**To do**. Copy the material word for word, beginning with its first line and ending with the line containing "- header-glyph-line-3: ᚠᛞᛁᛟᛏᚨᛟ: [45, 61, 100, 70]", both ends included.
--- start of Input records ---
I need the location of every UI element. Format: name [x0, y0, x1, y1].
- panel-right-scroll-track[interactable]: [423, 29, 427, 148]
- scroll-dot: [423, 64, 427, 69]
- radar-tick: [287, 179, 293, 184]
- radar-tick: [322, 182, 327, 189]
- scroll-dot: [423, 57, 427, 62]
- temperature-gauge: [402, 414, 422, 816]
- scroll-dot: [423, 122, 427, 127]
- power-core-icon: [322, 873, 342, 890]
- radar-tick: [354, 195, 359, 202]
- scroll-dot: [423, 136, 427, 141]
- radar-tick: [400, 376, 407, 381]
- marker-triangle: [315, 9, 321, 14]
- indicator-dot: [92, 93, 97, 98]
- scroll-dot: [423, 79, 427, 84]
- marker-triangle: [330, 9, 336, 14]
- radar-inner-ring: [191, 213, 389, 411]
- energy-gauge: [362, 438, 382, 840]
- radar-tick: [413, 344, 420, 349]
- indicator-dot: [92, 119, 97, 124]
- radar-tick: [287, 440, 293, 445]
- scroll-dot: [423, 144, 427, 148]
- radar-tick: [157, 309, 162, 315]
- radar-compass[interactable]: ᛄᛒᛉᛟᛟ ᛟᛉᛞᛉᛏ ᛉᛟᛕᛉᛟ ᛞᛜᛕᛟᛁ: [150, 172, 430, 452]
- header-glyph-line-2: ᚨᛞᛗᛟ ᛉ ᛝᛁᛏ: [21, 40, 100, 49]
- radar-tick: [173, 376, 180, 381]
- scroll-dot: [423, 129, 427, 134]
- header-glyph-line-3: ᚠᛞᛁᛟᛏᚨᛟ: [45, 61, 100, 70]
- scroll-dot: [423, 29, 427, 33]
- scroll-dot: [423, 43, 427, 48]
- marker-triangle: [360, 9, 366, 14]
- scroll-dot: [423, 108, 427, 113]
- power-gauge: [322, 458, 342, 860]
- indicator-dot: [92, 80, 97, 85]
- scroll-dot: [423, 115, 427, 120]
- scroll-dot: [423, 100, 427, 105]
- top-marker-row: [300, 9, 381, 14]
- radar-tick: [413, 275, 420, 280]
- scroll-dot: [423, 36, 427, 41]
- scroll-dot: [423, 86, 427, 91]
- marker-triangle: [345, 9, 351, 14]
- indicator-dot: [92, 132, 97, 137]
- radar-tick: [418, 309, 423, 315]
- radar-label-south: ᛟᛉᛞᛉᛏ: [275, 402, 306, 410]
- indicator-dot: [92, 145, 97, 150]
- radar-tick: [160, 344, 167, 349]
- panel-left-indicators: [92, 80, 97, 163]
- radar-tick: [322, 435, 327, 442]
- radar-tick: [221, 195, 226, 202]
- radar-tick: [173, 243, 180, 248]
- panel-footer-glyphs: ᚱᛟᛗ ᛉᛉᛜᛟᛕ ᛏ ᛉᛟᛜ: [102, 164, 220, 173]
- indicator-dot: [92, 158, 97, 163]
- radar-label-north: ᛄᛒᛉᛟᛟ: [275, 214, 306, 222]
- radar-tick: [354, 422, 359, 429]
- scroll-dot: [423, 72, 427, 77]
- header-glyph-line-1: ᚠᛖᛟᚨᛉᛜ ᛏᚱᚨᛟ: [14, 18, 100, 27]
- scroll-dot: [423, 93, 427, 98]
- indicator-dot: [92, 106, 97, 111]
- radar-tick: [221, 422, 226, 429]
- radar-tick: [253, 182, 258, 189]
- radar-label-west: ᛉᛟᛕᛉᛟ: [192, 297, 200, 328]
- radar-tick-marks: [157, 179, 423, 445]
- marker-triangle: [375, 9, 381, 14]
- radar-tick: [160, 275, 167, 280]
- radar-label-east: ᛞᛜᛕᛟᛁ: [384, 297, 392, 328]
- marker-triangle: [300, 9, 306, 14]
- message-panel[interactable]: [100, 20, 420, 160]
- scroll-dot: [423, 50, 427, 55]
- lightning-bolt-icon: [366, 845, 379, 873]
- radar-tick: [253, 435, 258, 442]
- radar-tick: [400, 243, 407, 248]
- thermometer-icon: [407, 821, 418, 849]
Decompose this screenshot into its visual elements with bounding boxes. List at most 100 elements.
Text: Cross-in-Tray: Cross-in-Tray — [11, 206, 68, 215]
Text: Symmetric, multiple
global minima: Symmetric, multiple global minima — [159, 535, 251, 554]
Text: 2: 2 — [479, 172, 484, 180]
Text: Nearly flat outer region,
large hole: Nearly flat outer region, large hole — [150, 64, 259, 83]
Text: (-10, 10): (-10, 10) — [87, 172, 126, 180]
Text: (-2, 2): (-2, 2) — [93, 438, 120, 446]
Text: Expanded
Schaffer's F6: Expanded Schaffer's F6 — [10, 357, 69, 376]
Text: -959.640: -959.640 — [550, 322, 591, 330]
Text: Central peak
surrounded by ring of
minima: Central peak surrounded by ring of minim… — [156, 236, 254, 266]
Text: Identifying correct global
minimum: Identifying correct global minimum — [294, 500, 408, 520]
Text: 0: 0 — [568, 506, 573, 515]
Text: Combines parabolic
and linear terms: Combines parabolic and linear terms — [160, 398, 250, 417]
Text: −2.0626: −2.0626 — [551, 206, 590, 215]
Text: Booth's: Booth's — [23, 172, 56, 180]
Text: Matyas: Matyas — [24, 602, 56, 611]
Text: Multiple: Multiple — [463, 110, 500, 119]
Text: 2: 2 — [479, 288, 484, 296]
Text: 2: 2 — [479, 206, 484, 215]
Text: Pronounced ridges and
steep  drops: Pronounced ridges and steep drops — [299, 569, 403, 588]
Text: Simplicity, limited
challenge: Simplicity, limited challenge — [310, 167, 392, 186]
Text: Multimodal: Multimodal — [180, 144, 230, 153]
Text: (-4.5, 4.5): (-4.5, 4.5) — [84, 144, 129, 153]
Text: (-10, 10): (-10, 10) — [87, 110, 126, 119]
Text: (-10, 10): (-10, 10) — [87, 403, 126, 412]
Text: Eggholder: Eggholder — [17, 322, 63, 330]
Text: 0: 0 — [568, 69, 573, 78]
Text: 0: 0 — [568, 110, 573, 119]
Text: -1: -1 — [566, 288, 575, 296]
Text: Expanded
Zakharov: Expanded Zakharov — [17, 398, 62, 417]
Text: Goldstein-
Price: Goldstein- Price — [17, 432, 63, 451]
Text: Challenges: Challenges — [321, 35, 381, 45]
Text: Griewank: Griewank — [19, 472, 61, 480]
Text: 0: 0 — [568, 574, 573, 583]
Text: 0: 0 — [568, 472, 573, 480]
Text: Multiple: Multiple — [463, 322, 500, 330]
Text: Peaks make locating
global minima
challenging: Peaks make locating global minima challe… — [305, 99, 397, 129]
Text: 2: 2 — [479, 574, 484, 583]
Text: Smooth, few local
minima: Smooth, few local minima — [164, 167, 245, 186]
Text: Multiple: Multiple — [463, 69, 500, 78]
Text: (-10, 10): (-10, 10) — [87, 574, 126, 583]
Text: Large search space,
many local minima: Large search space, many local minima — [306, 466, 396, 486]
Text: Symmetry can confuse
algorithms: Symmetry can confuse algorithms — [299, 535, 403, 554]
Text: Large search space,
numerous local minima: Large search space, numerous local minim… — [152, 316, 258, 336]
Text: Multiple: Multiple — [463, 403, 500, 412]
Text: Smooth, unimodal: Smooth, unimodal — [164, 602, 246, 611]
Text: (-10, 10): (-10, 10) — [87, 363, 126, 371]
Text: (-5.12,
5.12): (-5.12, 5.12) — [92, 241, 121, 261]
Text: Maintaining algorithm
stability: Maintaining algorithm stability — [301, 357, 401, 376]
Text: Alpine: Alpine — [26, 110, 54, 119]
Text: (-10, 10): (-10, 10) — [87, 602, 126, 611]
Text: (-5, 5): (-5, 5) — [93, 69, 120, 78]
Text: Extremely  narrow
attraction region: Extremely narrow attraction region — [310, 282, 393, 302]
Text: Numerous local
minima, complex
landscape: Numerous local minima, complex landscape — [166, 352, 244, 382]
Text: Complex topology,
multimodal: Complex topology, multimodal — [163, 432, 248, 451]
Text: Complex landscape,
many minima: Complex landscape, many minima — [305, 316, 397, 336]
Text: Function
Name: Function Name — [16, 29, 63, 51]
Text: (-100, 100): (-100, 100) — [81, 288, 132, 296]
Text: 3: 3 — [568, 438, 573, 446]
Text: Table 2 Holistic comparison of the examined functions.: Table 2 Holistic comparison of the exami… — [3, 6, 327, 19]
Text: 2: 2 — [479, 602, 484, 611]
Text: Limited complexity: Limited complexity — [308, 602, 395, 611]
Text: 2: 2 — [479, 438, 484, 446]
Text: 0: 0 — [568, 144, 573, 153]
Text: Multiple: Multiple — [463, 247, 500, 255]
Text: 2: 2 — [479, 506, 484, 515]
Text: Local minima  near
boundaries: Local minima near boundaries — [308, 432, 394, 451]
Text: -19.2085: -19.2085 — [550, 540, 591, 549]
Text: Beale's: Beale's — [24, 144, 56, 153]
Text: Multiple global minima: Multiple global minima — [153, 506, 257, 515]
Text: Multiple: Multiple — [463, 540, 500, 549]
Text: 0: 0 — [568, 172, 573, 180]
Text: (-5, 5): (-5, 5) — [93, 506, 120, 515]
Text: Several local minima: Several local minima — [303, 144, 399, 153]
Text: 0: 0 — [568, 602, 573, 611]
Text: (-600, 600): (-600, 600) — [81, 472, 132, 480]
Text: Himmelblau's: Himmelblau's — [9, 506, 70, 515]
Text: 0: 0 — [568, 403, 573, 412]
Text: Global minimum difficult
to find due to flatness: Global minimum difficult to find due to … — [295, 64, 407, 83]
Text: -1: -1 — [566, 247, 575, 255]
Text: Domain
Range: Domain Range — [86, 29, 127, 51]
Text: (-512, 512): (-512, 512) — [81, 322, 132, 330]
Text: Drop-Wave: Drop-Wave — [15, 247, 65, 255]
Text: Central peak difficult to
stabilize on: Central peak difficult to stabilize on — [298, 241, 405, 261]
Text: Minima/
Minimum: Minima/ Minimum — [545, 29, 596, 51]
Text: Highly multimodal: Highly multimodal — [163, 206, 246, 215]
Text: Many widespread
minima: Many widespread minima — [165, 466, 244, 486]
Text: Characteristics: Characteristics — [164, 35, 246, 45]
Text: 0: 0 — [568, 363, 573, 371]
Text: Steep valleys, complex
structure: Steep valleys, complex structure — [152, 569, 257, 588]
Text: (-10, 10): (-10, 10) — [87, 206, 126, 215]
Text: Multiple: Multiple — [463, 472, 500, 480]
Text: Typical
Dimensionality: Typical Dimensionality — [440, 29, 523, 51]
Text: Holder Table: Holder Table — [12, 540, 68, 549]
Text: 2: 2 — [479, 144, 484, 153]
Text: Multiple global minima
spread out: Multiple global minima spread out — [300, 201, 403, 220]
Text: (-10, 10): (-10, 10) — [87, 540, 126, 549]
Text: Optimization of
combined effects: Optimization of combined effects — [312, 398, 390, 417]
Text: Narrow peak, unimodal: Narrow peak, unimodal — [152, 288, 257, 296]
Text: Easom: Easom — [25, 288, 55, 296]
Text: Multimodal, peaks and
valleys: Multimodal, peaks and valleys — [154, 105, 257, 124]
--- end of Input records ---
**The output**.
I need the location of every UI element. Format: name [x0, y0, x1, y1].
- panel-right-scroll-track[interactable]: [423, 29, 427, 148]
- scroll-dot: [423, 64, 427, 69]
- radar-tick: [287, 179, 293, 184]
- radar-tick: [322, 182, 327, 189]
- scroll-dot: [423, 57, 427, 62]
- temperature-gauge: [402, 414, 422, 816]
- scroll-dot: [423, 122, 427, 127]
- power-core-icon: [322, 873, 342, 890]
- radar-tick: [354, 195, 359, 202]
- scroll-dot: [423, 136, 427, 141]
- radar-tick: [400, 376, 407, 381]
- marker-triangle: [315, 9, 321, 14]
- indicator-dot: [92, 93, 97, 98]
- scroll-dot: [423, 79, 427, 84]
- marker-triangle: [330, 9, 336, 14]
- radar-inner-ring: [191, 213, 389, 411]
- energy-gauge: [362, 438, 382, 840]
- radar-tick: [413, 344, 420, 349]
- indicator-dot: [92, 119, 97, 124]
- radar-tick: [287, 440, 293, 445]
- scroll-dot: [423, 144, 427, 148]
- radar-tick: [157, 309, 162, 315]
- radar-compass[interactable]: ᛄᛒᛉᛟᛟ ᛟᛉᛞᛉᛏ ᛉᛟᛕᛉᛟ ᛞᛜᛕᛟᛁ: [150, 172, 430, 452]
- header-glyph-line-2: ᚨᛞᛗᛟ ᛉ ᛝᛁᛏ: [21, 40, 100, 49]
- radar-tick: [173, 376, 180, 381]
- scroll-dot: [423, 129, 427, 134]
- header-glyph-line-3: ᚠᛞᛁᛟᛏᚨᛟ: [45, 61, 100, 70]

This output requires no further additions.